— START DATA LISTING —

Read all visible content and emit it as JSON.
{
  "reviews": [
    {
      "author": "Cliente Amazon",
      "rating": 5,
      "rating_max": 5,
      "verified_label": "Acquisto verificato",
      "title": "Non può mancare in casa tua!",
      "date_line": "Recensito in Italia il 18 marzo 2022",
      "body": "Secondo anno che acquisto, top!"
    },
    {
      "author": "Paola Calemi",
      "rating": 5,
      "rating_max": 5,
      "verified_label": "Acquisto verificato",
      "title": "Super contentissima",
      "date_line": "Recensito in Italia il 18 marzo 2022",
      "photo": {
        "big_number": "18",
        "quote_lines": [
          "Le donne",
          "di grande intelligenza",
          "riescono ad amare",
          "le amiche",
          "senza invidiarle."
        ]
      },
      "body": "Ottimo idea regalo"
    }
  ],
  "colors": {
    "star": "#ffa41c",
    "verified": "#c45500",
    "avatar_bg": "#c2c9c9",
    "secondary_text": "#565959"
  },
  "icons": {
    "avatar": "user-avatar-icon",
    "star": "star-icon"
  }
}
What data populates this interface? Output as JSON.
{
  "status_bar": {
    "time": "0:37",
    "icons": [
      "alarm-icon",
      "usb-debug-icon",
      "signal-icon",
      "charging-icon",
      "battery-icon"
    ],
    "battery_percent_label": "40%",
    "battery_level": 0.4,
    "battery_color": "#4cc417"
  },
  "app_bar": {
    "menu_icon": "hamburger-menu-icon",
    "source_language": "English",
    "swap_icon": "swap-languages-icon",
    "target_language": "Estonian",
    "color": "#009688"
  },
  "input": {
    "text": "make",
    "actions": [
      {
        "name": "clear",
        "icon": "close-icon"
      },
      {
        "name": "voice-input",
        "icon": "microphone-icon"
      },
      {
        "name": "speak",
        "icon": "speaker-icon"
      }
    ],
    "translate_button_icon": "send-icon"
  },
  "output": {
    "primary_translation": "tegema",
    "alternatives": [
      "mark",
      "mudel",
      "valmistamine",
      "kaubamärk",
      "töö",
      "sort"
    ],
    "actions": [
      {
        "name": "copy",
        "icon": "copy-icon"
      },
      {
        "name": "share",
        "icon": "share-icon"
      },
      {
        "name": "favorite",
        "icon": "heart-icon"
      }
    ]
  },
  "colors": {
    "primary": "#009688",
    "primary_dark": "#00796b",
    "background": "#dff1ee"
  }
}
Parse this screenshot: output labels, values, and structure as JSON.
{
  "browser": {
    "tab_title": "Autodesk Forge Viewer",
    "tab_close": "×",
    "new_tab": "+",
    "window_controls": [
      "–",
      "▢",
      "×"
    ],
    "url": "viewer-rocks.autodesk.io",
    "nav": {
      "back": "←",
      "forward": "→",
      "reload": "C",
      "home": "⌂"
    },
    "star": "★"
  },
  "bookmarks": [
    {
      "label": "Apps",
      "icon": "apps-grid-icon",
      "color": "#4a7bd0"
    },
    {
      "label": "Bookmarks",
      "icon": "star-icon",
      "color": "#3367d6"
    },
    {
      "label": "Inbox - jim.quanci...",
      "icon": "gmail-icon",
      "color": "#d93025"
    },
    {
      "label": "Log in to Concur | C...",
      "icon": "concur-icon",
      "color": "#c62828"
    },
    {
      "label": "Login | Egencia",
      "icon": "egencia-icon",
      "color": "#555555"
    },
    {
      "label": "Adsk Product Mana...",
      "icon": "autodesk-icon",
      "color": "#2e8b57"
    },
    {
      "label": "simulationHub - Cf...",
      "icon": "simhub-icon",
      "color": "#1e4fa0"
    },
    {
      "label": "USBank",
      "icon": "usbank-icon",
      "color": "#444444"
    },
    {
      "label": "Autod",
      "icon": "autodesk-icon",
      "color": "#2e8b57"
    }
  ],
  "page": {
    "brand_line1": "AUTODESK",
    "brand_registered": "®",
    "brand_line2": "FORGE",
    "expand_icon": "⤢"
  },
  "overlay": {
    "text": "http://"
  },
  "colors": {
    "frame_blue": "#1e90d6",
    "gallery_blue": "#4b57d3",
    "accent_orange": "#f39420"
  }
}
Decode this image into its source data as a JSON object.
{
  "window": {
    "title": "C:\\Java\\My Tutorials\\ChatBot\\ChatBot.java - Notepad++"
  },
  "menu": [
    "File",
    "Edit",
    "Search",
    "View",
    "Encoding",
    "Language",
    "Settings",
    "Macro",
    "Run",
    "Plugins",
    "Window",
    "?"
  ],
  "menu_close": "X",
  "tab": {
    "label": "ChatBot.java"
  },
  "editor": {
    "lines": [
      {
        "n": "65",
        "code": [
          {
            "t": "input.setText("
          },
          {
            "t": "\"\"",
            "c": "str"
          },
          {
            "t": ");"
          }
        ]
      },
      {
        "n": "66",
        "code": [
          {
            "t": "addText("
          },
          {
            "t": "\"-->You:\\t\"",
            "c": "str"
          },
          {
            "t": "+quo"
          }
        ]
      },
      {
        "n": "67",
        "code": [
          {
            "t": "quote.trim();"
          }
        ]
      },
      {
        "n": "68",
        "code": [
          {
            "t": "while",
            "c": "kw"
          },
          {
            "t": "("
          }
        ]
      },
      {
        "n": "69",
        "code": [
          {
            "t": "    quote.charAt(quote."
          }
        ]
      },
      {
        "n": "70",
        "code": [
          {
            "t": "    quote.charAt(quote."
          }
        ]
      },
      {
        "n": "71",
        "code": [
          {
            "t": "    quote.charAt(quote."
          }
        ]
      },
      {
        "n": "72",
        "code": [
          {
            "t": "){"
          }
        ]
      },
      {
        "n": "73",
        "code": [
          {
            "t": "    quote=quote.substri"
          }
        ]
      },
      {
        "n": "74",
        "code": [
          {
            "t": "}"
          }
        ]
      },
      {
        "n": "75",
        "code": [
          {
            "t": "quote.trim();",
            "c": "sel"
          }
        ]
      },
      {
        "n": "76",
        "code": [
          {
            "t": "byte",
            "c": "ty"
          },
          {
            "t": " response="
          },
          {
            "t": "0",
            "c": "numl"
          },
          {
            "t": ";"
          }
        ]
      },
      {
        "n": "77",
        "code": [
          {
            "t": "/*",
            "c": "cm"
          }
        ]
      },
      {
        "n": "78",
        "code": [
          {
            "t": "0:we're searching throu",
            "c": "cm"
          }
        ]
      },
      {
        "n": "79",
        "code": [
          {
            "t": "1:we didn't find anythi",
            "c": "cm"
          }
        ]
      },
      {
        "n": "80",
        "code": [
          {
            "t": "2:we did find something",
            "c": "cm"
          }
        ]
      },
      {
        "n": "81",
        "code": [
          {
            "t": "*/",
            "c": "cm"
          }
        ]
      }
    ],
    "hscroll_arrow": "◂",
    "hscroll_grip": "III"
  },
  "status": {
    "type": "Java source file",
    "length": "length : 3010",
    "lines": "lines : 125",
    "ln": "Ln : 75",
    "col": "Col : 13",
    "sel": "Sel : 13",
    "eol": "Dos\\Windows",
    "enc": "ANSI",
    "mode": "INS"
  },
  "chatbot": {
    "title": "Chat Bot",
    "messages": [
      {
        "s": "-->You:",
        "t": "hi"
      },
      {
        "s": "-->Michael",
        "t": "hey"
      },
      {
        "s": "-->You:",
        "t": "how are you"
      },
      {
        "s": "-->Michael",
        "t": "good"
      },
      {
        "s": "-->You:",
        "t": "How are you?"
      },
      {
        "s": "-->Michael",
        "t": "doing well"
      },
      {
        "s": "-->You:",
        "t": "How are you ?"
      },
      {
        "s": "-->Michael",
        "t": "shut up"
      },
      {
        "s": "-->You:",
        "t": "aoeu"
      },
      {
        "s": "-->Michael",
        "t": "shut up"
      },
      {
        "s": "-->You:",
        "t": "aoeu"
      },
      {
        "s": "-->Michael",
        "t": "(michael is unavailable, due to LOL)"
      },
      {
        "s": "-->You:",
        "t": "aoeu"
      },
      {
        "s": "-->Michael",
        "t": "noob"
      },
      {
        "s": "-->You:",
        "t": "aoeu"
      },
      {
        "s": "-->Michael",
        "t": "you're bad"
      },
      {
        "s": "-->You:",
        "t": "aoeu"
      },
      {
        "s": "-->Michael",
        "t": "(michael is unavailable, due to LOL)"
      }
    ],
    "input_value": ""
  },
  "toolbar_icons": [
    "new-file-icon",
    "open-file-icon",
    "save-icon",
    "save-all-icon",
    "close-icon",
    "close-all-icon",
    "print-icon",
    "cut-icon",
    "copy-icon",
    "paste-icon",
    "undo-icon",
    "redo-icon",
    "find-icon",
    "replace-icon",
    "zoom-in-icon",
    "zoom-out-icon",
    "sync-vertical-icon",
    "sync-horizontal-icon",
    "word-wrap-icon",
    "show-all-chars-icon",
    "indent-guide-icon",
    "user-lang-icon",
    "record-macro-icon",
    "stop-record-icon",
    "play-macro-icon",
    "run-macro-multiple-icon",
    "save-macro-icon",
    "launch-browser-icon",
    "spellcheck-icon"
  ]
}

— END DATA LISTING —

Tally the lines of the material above that contain the word "name" and report the total alone.

6